— GIVEN INSTRUCTION —
Omit all pictures, then retype the data exactly as given.

— EXTRACTED ENTRIES —
-=-=-=-=-

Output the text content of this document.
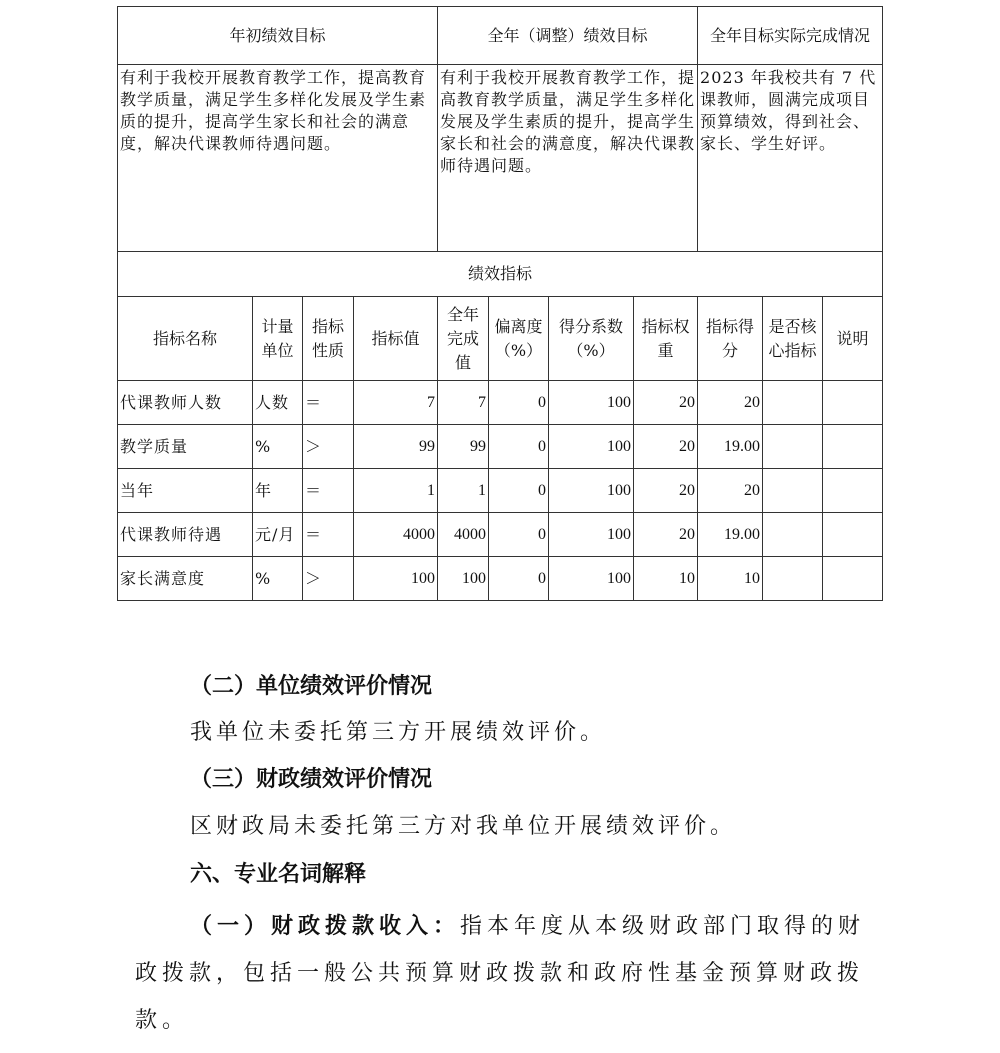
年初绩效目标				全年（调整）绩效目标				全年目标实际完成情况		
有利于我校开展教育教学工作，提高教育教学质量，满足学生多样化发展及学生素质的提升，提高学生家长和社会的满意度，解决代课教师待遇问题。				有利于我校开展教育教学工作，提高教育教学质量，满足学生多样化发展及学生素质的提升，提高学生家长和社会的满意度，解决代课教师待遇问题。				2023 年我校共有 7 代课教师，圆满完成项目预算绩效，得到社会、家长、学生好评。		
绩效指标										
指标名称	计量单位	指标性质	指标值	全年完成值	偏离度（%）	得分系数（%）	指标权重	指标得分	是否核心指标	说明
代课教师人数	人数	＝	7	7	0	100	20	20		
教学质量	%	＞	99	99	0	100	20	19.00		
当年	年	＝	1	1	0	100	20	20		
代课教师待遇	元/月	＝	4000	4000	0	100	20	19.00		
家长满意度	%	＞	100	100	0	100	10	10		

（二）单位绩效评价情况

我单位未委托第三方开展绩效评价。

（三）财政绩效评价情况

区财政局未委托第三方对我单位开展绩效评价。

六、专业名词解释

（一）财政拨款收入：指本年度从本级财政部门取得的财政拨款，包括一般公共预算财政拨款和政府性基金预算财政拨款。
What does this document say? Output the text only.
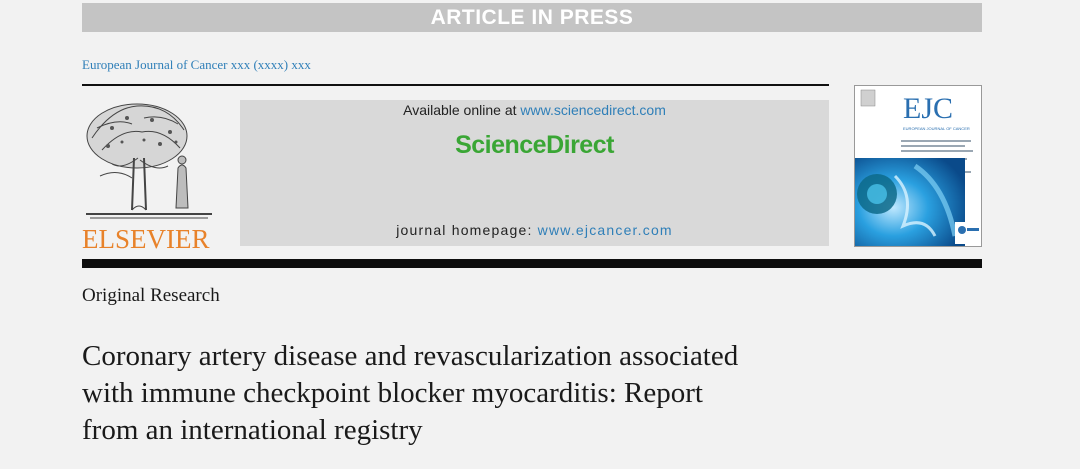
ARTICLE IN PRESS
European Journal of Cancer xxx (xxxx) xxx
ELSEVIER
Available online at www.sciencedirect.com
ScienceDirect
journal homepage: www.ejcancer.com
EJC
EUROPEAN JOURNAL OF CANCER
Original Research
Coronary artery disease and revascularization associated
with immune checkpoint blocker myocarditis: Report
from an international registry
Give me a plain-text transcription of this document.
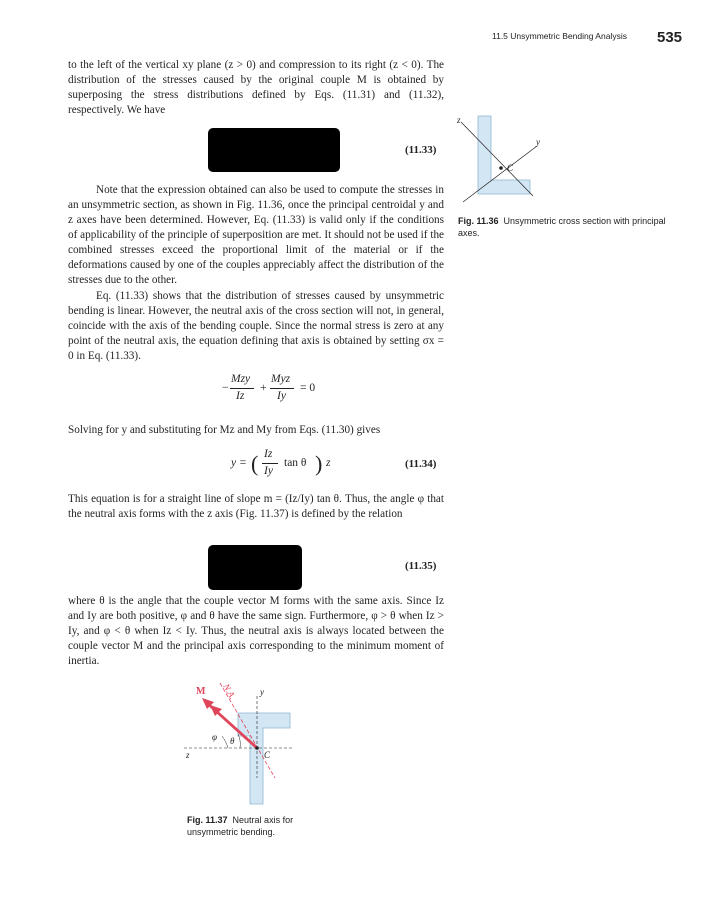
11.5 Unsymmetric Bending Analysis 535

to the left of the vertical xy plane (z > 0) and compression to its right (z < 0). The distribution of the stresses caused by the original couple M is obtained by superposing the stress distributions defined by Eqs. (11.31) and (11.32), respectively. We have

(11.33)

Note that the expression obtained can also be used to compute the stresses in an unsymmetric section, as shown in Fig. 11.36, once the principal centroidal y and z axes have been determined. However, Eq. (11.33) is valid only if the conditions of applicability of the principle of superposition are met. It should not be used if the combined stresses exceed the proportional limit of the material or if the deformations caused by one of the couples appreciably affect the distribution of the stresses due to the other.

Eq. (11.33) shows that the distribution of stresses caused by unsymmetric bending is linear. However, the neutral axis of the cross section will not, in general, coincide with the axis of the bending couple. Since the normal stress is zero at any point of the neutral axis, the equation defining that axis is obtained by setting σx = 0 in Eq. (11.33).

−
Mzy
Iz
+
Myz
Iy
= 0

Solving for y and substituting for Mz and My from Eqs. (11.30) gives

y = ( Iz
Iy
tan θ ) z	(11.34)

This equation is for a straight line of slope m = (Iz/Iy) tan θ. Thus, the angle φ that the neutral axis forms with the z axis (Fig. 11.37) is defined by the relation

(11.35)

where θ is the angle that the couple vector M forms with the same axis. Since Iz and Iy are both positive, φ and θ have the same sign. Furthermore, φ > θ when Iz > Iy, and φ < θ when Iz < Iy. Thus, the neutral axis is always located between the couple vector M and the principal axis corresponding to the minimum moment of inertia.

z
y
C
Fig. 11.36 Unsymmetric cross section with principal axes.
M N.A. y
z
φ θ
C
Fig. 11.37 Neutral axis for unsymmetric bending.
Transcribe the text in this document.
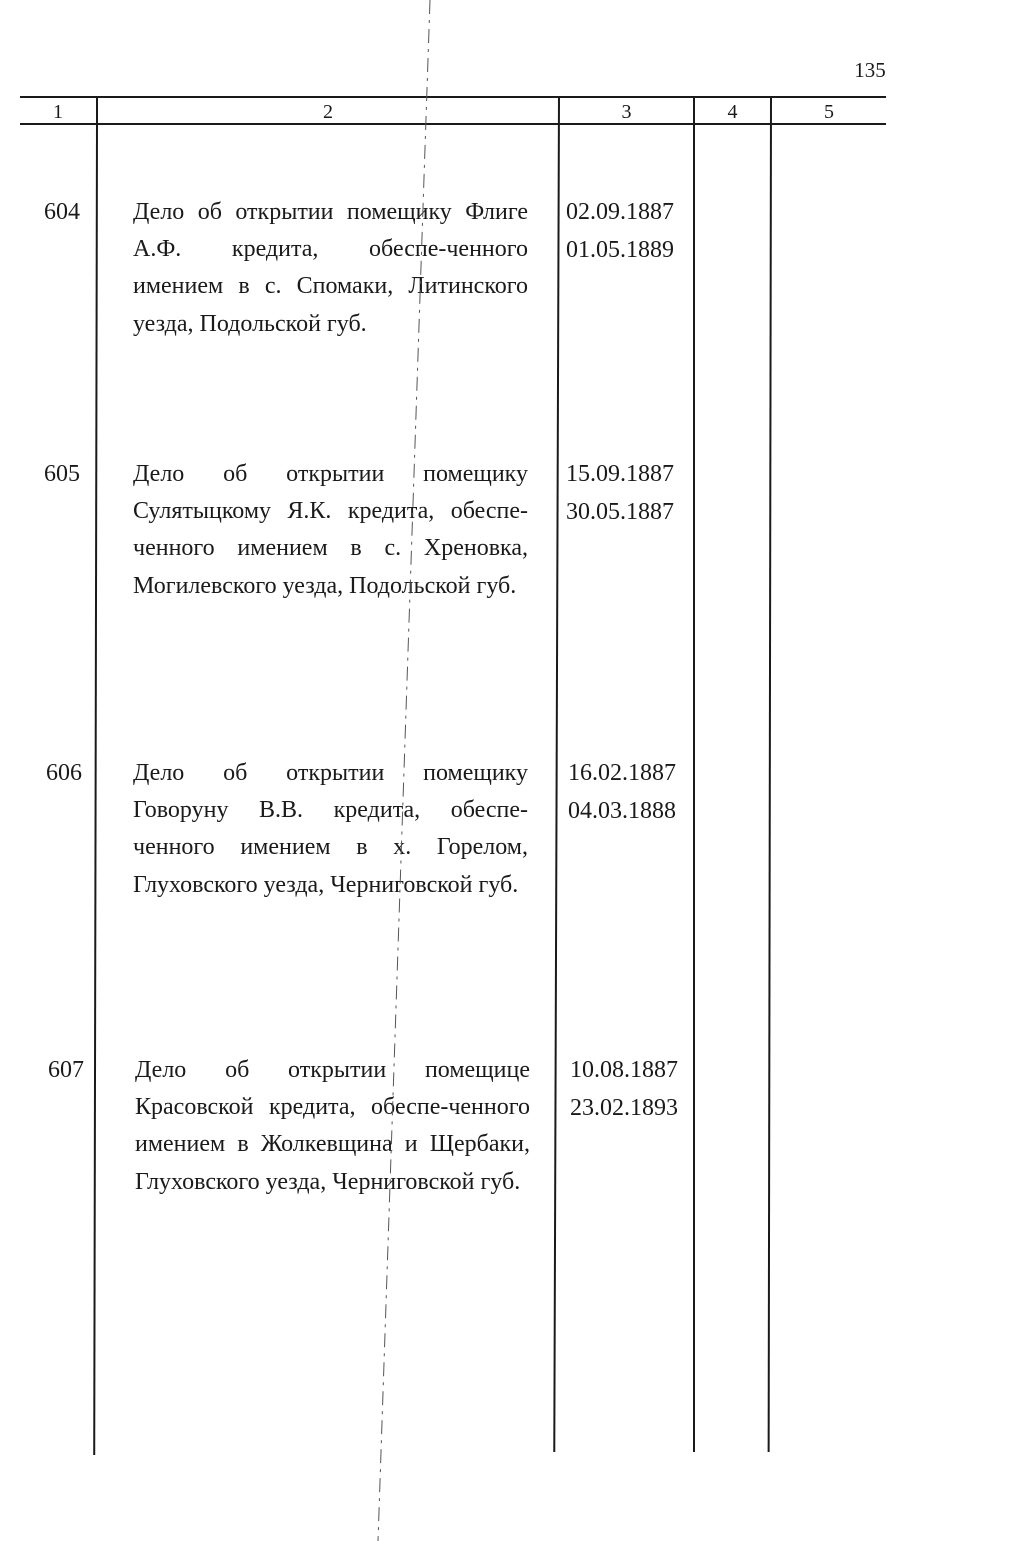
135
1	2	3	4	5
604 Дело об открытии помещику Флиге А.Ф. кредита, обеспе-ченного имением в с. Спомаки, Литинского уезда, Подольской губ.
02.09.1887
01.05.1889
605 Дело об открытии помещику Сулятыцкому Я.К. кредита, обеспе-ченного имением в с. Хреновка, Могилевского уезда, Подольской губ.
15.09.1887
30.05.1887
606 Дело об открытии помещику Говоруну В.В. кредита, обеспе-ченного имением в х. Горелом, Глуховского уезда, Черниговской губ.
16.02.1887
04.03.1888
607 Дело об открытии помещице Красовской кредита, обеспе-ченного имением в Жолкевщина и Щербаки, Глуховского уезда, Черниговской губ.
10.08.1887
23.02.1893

-=-=-=-=-

— SOLUTION —
Output the text content of this document.
年初绩效目标				全年（调整）绩效目标				全年目标实际完成情况		
有利于我校开展教育教学工作，提高教育教学质量，满足学生多样化发展及学生素质的提升，提高学生家长和社会的满意度，解决代课教师待遇问题。				有利于我校开展教育教学工作，提高教育教学质量，满足学生多样化发展及学生素质的提升，提高学生家长和社会的满意度，解决代课教师待遇问题。				2023 年我校共有 7 代课教师，圆满完成项目预算绩效，得到社会、家长、学生好评。		
绩效指标										
指标名称	计量单位	指标性质	指标值	全年完成值	偏离度（%）	得分系数（%）	指标权重	指标得分	是否核心指标	说明
代课教师人数	人数	＝	7	7	0	100	20	20		
教学质量	%	＞	99	99	0	100	20	19.00		
当年	年	＝	1	1	0	100	20	20		
代课教师待遇	元/月	＝	4000	4000	0	100	20	19.00		
家长满意度	%	＞	100	100	0	100	10	10		

（二）单位绩效评价情况

我单位未委托第三方开展绩效评价。

（三）财政绩效评价情况

区财政局未委托第三方对我单位开展绩效评价。

六、专业名词解释

（一）财政拨款收入：指本年度从本级财政部门取得的财政拨款，包括一般公共预算财政拨款和政府性基金预算财政拨款。
What does this document say? Output the text only.
ARTICLE IN PRESS
European Journal of Cancer xxx (xxxx) xxx
ELSEVIER
Available online at www.sciencedirect.com
ScienceDirect
journal homepage: www.ejcancer.com
EJC
EUROPEAN JOURNAL OF CANCER
Original Research
Coronary artery disease and revascularization associated
with immune checkpoint blocker myocarditis: Report
from an international registry
Give me a plain-text transcription of this document.
11.5 Unsymmetric Bending Analysis 535

to the left of the vertical xy plane (z > 0) and compression to its right (z < 0). The distribution of the stresses caused by the original couple M is obtained by superposing the stress distributions defined by Eqs. (11.31) and (11.32), respectively. We have

(11.33)

Note that the expression obtained can also be used to compute the stresses in an unsymmetric section, as shown in Fig. 11.36, once the principal centroidal y and z axes have been determined. However, Eq. (11.33) is valid only if the conditions of applicability of the principle of superposition are met. It should not be used if the combined stresses exceed the proportional limit of the material or if the deformations caused by one of the couples appreciably affect the distribution of the stresses due to the other.

Eq. (11.33) shows that the distribution of stresses caused by unsymmetric bending is linear. However, the neutral axis of the cross section will not, in general, coincide with the axis of the bending couple. Since the normal stress is zero at any point of the neutral axis, the equation defining that axis is obtained by setting σx = 0 in Eq. (11.33).

−
Mzy
Iz
+
Myz
Iy
= 0

Solving for y and substituting for Mz and My from Eqs. (11.30) gives

y = ( Iz
Iy
tan θ ) z	(11.34)

This equation is for a straight line of slope m = (Iz/Iy) tan θ. Thus, the angle φ that the neutral axis forms with the z axis (Fig. 11.37) is defined by the relation

(11.35)

where θ is the angle that the couple vector M forms with the same axis. Since Iz and Iy are both positive, φ and θ have the same sign. Furthermore, φ > θ when Iz > Iy, and φ < θ when Iz < Iy. Thus, the neutral axis is always located between the couple vector M and the principal axis corresponding to the minimum moment of inertia.

z
y
C
Fig. 11.36 Unsymmetric cross section with principal axes.
M N.A. y
z
φ θ
C
Fig. 11.37 Neutral axis for unsymmetric bending.
Transcribe the text in this document.
135
1	2	3	4	5
604 Дело об открытии помещику Флиге А.Ф. кредита, обеспе-ченного имением в с. Спомаки, Литинского уезда, Подольской губ.
02.09.1887
01.05.1889
605 Дело об открытии помещику Сулятыцкому Я.К. кредита, обеспе-ченного имением в с. Хреновка, Могилевского уезда, Подольской губ.
15.09.1887
30.05.1887
606 Дело об открытии помещику Говоруну В.В. кредита, обеспе-ченного имением в х. Горелом, Глуховского уезда, Черниговской губ.
16.02.1887
04.03.1888
607 Дело об открытии помещице Красовской кредита, обеспе-ченного имением в Жолкевщина и Щербаки, Глуховского уезда, Черниговской губ.
10.08.1887
23.02.1893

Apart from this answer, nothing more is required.